[Collected data]
::::::::

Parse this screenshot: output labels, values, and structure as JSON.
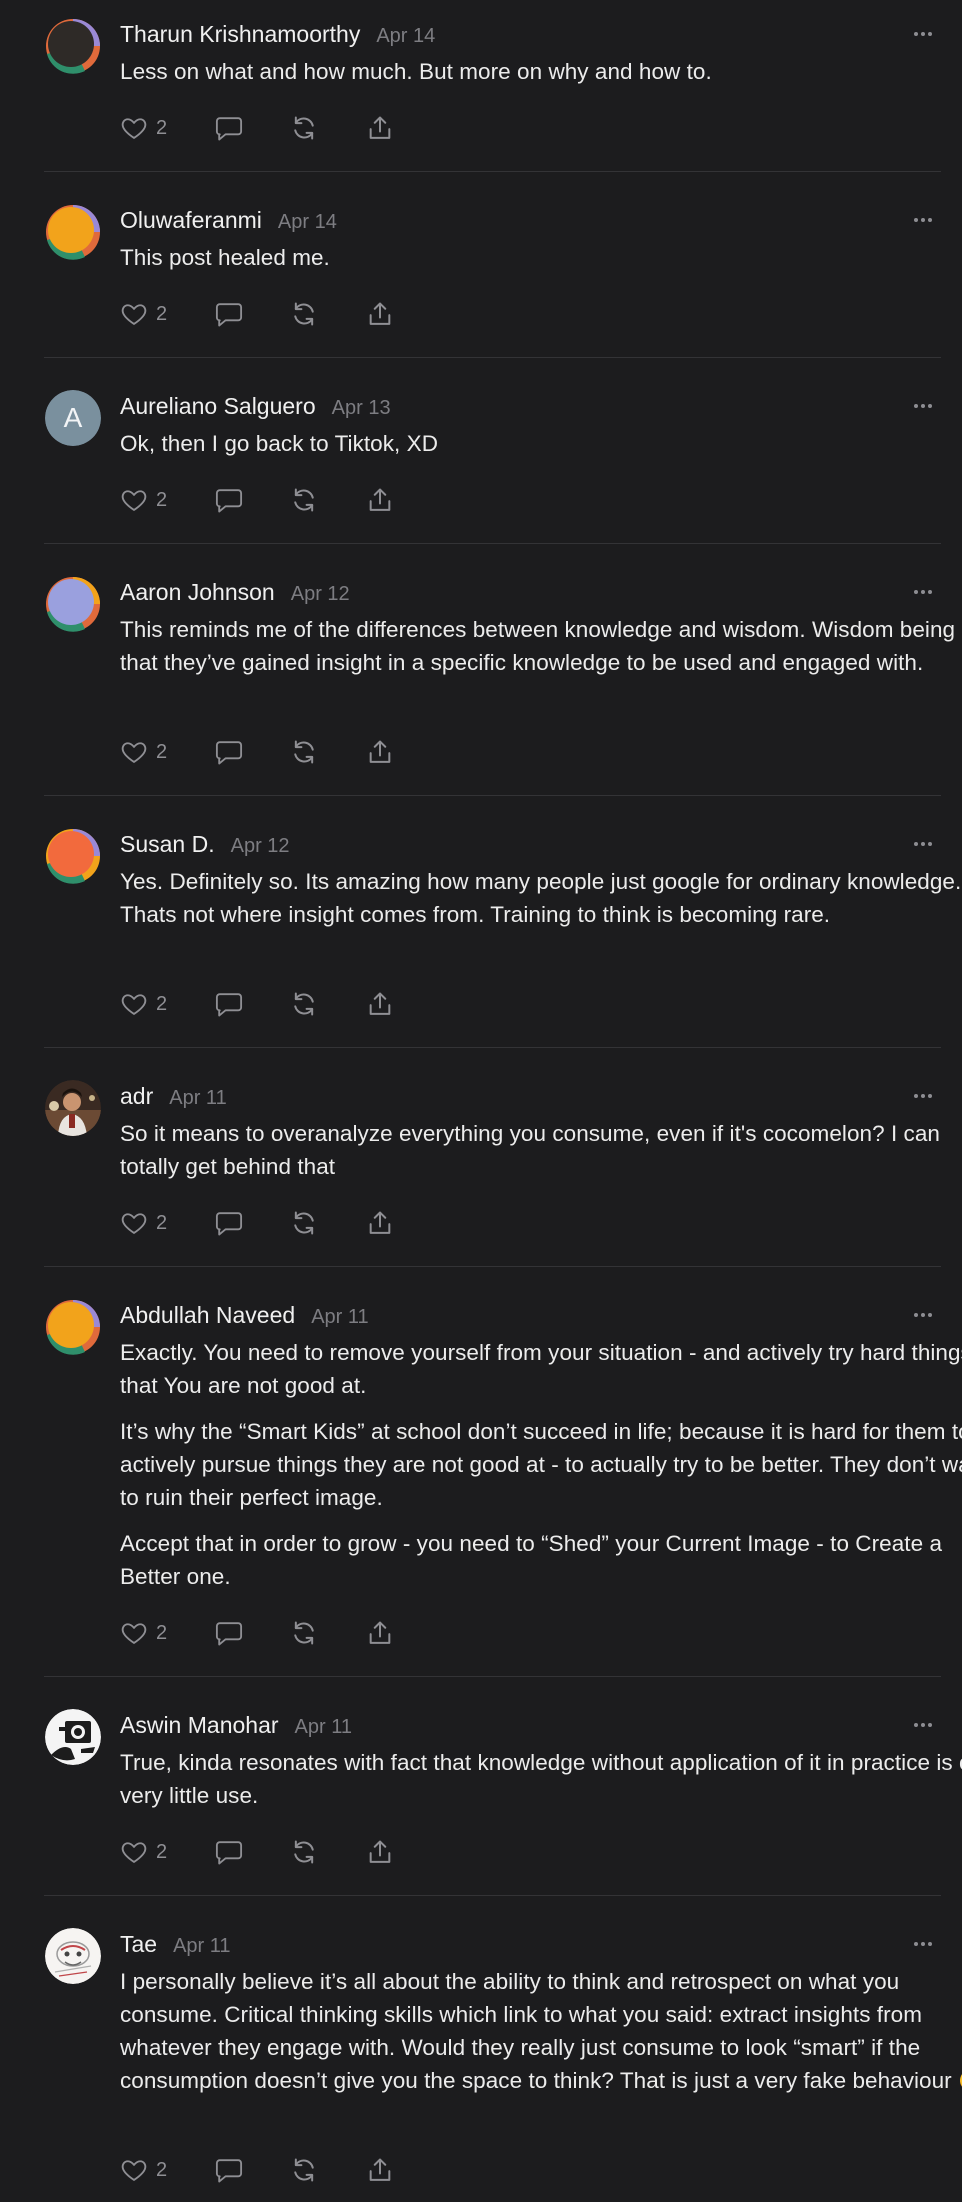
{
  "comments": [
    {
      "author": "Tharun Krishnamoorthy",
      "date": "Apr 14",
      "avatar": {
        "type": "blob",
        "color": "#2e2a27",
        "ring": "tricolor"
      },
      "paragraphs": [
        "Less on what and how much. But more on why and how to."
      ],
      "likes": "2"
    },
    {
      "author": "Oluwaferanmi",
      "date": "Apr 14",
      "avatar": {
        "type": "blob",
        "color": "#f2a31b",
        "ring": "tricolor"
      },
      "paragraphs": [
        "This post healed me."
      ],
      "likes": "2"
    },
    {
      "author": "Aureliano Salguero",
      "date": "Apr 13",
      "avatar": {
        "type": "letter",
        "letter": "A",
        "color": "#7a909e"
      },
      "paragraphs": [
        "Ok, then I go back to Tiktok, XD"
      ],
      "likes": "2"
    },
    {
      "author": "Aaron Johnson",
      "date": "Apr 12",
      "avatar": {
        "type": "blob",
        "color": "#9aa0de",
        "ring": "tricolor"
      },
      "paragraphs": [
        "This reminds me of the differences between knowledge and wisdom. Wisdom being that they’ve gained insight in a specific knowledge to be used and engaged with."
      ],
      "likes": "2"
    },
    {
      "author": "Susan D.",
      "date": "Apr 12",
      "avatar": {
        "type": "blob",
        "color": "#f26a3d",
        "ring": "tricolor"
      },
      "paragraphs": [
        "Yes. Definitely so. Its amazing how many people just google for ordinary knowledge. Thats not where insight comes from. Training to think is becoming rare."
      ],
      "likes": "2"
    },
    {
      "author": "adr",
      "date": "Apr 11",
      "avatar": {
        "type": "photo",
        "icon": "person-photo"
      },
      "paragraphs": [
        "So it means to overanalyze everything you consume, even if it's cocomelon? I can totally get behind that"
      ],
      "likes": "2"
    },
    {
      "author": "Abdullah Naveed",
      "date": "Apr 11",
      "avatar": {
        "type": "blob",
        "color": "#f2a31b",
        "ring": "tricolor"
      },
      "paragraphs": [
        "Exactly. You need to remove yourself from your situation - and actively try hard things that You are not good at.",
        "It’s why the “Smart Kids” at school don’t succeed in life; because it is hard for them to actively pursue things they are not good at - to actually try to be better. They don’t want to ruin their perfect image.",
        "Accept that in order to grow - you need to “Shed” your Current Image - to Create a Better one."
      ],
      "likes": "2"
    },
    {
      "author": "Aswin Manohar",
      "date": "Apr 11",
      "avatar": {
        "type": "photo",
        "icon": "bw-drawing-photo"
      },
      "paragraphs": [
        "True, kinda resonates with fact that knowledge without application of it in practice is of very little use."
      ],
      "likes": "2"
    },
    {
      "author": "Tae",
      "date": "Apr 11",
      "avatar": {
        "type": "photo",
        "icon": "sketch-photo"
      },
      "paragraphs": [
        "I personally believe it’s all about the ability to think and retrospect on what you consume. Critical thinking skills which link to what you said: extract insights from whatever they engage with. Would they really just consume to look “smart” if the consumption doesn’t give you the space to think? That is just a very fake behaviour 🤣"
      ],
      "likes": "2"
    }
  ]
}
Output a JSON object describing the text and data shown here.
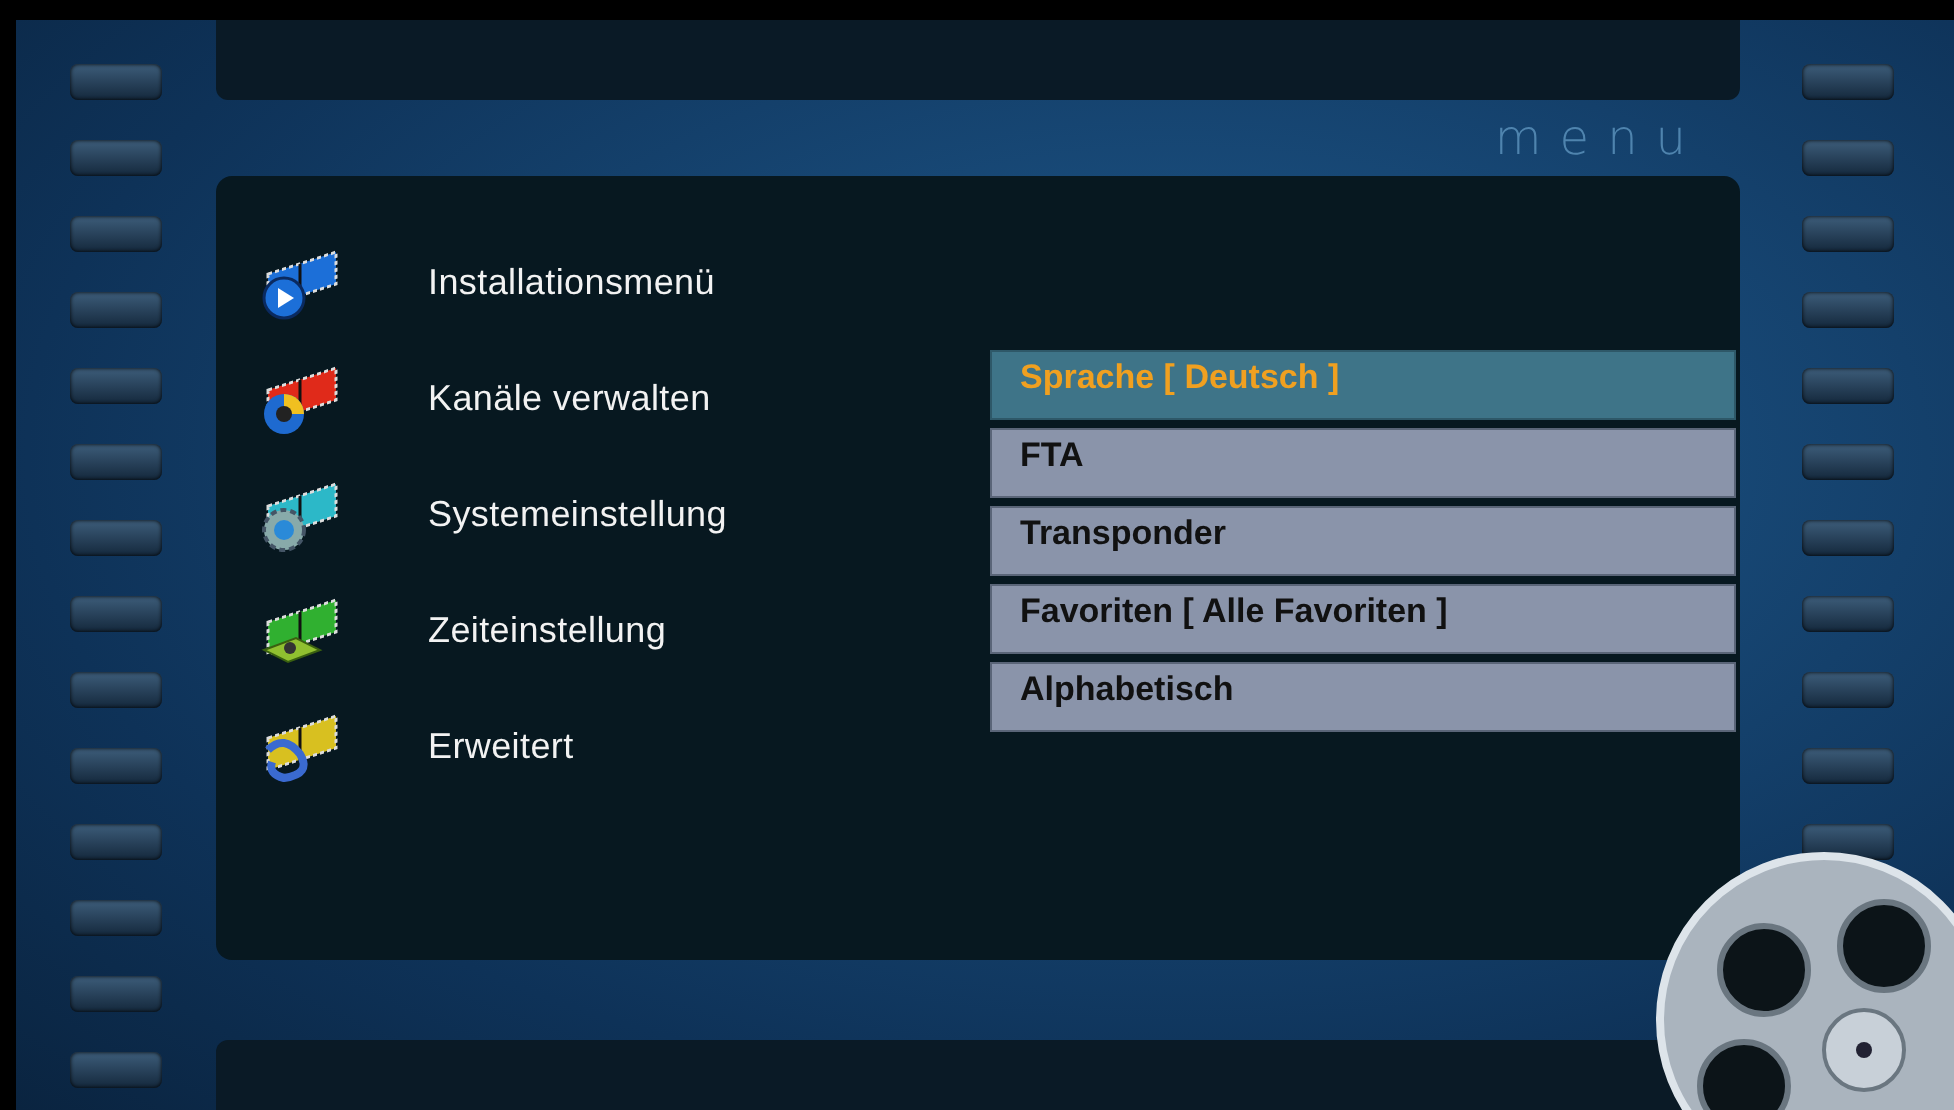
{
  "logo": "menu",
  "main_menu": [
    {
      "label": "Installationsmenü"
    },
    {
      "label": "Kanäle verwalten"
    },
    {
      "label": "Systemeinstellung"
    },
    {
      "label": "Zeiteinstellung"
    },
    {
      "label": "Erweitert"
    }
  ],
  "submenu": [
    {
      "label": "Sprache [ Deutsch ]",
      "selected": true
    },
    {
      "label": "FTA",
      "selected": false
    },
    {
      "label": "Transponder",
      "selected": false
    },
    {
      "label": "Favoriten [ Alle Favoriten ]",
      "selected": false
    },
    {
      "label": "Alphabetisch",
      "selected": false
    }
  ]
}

::::::::

Problem details:
Which lines hold the string "from"? List them all.

Solution to the problem:
        "Yes. Definitely so. Its amazing how many people just google for ordinary knowledge. Thats not where insight comes from. Training to think is becoming rare."
        "Exactly. You need to remove yourself from your situation - and actively try hard things that You are not good at.",
        "I personally believe it’s all about the ability to think and retrospect on what you consume. Critical thinking skills which link to what you said: extract insights from whatever they engage with. Would they really just consume to look “smart” if the consumption doesn’t give you the space to think? That is just a very fake behaviour 🤣"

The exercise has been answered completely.